Identify the lines containing the word "JSON". Copy each one.

-- start of Supplied records --

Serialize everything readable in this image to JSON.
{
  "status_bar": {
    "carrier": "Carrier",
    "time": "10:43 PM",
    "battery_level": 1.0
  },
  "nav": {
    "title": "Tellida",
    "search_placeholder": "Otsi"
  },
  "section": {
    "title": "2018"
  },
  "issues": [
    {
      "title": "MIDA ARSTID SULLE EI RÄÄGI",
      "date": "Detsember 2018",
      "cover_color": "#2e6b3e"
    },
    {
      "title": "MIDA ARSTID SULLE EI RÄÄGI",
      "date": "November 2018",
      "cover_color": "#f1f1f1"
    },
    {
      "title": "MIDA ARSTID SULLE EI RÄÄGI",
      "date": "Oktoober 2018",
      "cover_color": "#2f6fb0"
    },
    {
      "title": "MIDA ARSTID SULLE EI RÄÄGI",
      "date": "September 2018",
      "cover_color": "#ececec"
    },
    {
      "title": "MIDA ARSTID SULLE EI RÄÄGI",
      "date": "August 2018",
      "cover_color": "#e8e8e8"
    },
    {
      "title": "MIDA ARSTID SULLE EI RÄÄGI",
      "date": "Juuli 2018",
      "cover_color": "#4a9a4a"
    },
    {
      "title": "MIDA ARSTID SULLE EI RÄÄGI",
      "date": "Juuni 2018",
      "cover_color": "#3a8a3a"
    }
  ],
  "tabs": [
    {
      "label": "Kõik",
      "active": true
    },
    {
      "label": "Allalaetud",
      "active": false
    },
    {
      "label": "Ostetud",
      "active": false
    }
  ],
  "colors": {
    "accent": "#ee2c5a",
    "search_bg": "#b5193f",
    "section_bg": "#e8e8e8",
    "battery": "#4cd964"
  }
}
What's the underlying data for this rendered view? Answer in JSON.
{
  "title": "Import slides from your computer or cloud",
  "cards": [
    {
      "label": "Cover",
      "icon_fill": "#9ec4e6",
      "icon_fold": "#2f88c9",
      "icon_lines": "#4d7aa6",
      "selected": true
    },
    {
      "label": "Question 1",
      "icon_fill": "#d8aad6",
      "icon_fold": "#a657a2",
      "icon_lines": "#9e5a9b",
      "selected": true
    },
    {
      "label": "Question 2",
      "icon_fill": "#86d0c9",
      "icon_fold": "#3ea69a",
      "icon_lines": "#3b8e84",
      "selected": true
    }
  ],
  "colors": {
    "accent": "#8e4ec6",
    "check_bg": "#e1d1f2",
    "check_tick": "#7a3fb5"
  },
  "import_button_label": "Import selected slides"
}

-- end of Supplied records --

◆ **Answer to this problem**
Serialize everything readable in this image to JSON.
What's the underlying data for this rendered view? Answer in JSON.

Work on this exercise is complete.